• **Exercise inputs**
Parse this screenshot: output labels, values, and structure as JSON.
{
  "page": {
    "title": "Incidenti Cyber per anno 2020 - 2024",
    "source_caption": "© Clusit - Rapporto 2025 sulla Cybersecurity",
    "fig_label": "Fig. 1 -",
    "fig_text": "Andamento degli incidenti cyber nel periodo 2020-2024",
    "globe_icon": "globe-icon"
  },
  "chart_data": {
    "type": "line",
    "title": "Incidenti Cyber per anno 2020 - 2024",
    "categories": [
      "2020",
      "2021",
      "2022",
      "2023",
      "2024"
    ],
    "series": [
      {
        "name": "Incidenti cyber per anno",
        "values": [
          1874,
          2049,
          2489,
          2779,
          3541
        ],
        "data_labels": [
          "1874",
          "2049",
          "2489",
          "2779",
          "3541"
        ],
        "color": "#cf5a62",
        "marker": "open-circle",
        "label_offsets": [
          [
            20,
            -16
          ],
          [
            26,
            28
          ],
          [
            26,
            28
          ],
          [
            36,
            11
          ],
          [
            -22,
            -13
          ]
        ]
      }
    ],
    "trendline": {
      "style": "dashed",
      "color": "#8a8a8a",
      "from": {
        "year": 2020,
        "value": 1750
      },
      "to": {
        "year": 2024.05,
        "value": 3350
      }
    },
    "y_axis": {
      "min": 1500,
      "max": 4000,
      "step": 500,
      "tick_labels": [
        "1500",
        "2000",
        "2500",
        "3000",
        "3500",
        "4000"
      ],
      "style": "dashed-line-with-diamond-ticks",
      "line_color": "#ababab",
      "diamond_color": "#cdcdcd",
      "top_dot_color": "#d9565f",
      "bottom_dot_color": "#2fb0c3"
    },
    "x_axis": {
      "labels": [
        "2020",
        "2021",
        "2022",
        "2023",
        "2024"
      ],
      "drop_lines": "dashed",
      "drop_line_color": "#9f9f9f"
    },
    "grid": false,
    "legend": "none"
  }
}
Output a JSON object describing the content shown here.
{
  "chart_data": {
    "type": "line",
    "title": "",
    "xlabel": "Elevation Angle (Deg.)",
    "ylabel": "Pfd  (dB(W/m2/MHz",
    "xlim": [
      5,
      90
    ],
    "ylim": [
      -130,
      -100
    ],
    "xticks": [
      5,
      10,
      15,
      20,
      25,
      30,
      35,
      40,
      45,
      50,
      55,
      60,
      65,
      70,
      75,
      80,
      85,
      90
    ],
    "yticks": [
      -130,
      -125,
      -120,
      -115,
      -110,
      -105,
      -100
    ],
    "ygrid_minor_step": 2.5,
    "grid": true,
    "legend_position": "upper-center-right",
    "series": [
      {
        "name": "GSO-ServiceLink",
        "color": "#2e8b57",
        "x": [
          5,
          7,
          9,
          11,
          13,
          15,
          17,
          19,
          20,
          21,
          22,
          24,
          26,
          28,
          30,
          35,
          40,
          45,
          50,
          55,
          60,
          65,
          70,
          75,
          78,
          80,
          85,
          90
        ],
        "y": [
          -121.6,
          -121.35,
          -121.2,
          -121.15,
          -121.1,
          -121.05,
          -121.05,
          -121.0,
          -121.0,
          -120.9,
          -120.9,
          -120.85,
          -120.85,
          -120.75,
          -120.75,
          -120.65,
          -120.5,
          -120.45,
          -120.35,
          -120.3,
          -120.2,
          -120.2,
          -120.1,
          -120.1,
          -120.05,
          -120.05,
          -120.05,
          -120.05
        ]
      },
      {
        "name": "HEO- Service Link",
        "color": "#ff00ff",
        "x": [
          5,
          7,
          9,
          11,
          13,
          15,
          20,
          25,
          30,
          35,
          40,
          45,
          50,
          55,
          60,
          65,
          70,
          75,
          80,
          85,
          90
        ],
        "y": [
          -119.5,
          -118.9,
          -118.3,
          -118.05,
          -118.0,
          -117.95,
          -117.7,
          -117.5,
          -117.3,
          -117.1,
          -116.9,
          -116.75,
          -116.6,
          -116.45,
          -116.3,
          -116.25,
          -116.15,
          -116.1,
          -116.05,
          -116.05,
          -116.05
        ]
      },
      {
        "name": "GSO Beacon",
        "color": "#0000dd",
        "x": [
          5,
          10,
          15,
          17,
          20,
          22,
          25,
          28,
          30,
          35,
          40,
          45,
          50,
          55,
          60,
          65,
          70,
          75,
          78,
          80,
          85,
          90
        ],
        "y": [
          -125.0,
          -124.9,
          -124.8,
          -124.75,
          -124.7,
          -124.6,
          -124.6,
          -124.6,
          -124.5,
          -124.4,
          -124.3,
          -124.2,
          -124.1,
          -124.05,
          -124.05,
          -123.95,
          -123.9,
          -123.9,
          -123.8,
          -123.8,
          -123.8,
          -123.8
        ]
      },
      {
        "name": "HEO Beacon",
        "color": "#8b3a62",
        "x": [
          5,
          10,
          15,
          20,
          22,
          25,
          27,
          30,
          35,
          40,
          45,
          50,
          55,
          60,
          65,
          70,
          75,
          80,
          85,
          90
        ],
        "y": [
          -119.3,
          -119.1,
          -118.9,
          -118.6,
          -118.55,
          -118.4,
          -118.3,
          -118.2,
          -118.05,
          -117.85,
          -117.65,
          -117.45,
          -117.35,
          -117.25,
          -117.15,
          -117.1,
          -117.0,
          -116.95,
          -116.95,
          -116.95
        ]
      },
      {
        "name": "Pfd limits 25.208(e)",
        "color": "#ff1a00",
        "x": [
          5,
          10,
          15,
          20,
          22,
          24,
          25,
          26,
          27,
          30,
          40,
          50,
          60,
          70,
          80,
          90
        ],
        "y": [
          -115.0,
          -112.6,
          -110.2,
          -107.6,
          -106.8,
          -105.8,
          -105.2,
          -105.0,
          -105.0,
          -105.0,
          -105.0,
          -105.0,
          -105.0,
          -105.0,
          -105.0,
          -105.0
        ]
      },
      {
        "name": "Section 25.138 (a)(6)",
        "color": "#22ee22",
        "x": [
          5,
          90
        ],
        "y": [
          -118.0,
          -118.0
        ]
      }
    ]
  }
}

• **Directions**
Return each line with "values".

• **Exercise answer**
Parse this screenshot: output labels, values, and structure as JSON.
        "values": [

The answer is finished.